ТЕКСТ:

..........

Все, что говорил Маркел, шло, конечно, не от рассуждений или «теорий», а вызвано было живым и искренним чувством, нахлынувшим настроением, и нет ни малейшего основания сомневаться в правдивости в передаче этого чувства и настроения. Весь этот эпизод, на наш взгляд, есть одно из самых глубоких постижений Достоевским человеческой души, когда в человеке просыпается некая древняя и вместе вечная интуиция и когда внутренним слухом человек улавливает шаркающие шаги приближающейся к нему смерти.

Что же это за «некая древняя и вместе вечная», а говоря определенно, пракультурная интуиция? Речь идет о проникновенном ощущении единства «классической» кровнородственной, семейно-родовой общины, из которой родовой человек ни в коей мере не выделяет и тем более от которой не отделяет себя. В такой общине нет надобности призывать ее членов «любить ближнего как самого себя», «носить бремена друг друга» и «положить душу свою за други своя», к чему призывал Христос своих соплеменников, живших в пору разлагавшихся семейно-родовых общин. Заметим, о чем не раз нам приходилось писать, что проповедь Христа везде направлена против родовых представлений и обычаев, но — добавим — в основном против уже ставших формальными, показными, зачастую лицемерными. Что касается классической родовой морали, то главной мишенью для Христа было в ней абсолютное отрицание «любви к дальним», к врагам. Призыв Христа любить и благословлять всех без исключения вполне естественно вытекал из того, что Бог, Отец Небесный, у всех один и тот же. Впрочем, и до сего времени этой заповеди следуют одиночки...

..........

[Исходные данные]
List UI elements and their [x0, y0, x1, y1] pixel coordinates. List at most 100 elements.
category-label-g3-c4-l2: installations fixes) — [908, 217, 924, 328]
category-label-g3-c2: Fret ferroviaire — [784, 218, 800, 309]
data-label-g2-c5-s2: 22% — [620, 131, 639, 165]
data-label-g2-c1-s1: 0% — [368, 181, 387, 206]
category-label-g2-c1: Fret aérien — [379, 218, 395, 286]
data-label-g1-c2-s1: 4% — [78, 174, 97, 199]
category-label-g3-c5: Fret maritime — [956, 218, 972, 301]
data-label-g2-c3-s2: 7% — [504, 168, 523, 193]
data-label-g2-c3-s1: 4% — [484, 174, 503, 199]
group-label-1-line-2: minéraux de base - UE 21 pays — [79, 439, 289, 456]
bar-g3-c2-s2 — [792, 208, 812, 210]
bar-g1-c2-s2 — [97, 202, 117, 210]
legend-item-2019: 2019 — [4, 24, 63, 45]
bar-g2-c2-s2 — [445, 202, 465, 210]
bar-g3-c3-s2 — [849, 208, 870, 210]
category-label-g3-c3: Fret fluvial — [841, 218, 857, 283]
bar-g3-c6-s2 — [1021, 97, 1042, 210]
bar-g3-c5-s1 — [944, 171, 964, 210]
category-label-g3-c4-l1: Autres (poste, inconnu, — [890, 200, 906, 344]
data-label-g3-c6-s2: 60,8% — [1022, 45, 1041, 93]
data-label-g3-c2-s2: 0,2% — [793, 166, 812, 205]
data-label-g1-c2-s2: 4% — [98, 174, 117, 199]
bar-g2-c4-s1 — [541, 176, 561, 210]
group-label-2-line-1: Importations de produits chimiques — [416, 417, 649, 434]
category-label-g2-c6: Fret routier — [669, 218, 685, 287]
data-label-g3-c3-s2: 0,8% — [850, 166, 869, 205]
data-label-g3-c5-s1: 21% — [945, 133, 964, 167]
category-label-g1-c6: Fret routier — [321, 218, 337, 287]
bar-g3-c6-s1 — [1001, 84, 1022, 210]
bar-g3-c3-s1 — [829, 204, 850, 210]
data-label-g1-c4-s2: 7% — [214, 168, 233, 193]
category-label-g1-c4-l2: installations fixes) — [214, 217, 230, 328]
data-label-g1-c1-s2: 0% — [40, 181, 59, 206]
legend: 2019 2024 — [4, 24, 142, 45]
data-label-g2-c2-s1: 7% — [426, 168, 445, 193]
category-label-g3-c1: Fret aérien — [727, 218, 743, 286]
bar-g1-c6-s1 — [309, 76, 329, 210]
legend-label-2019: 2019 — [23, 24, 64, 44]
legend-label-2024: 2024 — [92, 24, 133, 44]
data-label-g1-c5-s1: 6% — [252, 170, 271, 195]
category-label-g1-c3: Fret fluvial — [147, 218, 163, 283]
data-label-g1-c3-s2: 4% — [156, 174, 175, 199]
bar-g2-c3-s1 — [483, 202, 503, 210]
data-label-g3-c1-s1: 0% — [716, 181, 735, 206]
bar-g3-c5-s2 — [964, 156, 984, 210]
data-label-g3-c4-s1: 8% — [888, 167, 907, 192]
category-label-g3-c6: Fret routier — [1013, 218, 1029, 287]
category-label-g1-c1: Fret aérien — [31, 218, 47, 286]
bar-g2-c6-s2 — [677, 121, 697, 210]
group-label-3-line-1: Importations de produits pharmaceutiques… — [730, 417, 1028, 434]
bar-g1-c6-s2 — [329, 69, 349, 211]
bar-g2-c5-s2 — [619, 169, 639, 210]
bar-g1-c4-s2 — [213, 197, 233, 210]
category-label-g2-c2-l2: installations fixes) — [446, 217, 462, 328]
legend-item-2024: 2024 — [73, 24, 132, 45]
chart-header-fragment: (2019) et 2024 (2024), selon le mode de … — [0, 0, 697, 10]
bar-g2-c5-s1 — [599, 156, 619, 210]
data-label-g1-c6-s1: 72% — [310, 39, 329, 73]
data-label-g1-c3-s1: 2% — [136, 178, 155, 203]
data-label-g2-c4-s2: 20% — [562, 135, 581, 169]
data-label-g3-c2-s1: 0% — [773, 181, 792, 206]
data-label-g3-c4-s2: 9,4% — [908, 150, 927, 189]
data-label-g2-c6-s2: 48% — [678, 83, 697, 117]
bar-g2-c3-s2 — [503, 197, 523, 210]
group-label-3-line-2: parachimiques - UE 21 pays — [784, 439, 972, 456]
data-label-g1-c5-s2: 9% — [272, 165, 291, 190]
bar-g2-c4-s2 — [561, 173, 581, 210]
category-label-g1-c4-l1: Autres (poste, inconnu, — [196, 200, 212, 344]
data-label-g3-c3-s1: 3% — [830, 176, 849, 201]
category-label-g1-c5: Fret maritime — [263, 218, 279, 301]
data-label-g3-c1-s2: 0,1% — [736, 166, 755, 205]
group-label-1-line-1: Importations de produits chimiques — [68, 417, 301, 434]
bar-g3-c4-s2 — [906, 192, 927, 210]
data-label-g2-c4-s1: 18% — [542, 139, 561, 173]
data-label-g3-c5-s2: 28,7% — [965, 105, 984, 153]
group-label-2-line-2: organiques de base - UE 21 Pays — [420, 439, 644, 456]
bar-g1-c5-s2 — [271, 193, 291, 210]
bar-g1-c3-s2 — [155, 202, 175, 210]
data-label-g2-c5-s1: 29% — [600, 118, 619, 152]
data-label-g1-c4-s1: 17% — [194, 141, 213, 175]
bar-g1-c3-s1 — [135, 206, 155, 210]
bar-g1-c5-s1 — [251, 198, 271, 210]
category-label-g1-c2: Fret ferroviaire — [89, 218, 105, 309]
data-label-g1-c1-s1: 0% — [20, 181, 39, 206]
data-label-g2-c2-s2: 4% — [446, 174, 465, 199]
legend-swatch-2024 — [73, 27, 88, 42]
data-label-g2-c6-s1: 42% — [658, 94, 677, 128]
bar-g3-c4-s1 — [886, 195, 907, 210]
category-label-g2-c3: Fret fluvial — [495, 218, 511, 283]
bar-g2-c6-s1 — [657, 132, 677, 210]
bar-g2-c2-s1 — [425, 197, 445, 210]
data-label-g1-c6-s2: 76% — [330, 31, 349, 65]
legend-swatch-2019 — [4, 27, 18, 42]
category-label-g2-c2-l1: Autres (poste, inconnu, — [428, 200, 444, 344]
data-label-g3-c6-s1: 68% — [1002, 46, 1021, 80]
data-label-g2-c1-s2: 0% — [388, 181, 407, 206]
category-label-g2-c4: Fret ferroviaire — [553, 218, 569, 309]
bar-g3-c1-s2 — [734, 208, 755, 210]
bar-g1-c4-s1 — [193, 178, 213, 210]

..........

ЗАДАНИЕ: Объясните на основе текста о родовой общине и проповеди Христа, почему призыв Христа любить и благословлять всех без исключения вытекал вполне естественно.

ОТВЕТ: Этот призыв вытекал из того, что Бог, Отец Небесный, у всех один и тот же.